• **Exercise aim**
Using the listing below, select the lines with the word "generales" and copy them.

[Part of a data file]
--
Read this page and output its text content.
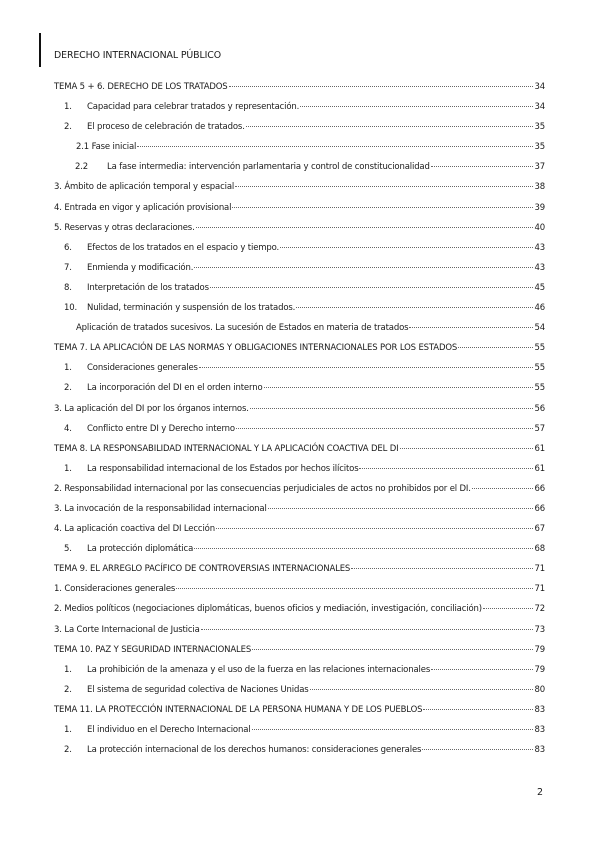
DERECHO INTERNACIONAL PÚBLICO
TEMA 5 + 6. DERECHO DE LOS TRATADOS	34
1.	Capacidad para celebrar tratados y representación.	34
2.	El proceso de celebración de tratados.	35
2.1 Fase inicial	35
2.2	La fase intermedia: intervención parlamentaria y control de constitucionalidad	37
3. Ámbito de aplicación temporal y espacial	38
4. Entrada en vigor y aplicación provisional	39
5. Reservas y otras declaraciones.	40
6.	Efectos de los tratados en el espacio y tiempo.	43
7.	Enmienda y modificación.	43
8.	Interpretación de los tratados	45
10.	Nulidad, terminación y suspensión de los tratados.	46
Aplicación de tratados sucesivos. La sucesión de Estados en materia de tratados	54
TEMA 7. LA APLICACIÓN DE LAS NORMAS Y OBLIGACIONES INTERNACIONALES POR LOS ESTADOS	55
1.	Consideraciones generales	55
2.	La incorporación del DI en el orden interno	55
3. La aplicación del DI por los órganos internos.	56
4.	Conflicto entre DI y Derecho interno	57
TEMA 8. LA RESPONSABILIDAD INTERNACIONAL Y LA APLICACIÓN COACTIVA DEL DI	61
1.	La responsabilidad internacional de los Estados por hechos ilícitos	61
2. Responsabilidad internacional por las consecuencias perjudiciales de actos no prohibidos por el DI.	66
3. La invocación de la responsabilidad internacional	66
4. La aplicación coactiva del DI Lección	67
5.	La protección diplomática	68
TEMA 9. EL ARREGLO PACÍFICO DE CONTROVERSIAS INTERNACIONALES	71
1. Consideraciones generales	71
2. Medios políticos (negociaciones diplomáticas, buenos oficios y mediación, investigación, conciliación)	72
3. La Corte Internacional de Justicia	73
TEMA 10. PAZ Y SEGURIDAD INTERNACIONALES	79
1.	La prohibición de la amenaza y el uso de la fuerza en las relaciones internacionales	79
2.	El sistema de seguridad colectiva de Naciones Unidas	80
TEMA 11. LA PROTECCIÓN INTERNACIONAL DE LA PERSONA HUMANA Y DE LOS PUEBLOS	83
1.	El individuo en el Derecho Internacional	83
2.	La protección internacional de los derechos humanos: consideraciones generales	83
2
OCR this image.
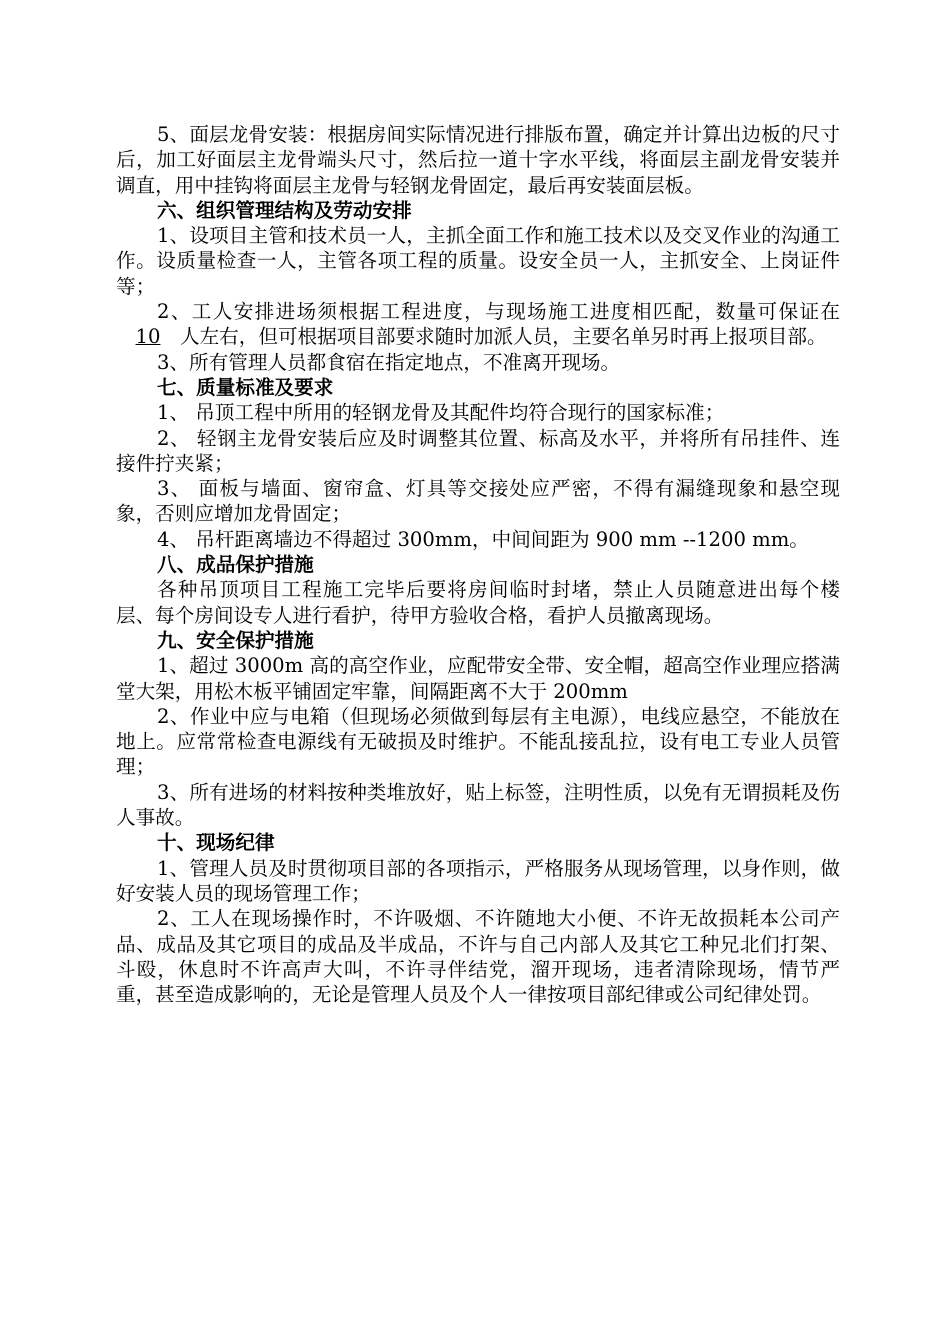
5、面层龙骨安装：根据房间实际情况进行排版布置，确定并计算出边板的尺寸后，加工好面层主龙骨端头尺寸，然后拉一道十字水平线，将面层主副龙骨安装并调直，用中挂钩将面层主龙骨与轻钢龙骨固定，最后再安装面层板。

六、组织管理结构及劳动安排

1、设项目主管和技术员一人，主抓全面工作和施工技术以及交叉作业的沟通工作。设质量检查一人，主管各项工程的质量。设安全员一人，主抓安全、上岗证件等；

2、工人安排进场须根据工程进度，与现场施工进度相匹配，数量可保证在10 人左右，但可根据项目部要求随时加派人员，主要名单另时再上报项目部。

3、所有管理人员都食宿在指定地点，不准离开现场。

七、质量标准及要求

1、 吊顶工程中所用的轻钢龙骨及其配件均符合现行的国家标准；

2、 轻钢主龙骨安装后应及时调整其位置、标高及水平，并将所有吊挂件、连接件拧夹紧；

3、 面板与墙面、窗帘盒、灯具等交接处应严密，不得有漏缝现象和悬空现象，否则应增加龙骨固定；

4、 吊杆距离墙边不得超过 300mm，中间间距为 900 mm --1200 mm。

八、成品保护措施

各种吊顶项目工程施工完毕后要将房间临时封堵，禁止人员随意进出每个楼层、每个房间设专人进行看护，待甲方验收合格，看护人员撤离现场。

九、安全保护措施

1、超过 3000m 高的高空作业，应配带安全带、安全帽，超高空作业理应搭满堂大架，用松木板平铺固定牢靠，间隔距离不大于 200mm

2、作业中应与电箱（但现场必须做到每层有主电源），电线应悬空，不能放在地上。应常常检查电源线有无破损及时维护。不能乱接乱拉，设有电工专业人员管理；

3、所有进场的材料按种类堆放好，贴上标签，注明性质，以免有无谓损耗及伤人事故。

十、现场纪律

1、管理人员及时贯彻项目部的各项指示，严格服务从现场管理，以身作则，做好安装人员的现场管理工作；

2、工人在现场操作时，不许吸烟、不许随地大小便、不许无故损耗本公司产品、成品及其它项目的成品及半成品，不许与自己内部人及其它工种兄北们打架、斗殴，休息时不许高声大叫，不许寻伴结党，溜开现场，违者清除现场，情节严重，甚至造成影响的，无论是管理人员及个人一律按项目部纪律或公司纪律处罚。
--
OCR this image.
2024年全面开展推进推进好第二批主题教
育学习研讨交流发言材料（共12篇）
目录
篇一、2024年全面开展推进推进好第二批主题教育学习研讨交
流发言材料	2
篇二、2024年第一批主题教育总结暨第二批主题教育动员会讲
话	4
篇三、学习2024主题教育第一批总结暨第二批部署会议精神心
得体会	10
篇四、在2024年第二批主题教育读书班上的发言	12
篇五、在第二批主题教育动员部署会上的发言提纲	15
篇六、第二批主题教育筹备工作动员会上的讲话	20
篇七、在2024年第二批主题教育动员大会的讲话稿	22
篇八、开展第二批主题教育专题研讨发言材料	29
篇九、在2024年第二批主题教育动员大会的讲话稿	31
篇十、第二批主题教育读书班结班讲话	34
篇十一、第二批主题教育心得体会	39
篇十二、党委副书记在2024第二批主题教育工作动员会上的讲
--
• **Task solution**
1.	Consideraciones generales	55
1. Consideraciones generales	71
2.	La protección internacional de los derechos humanos: consideraciones generales	83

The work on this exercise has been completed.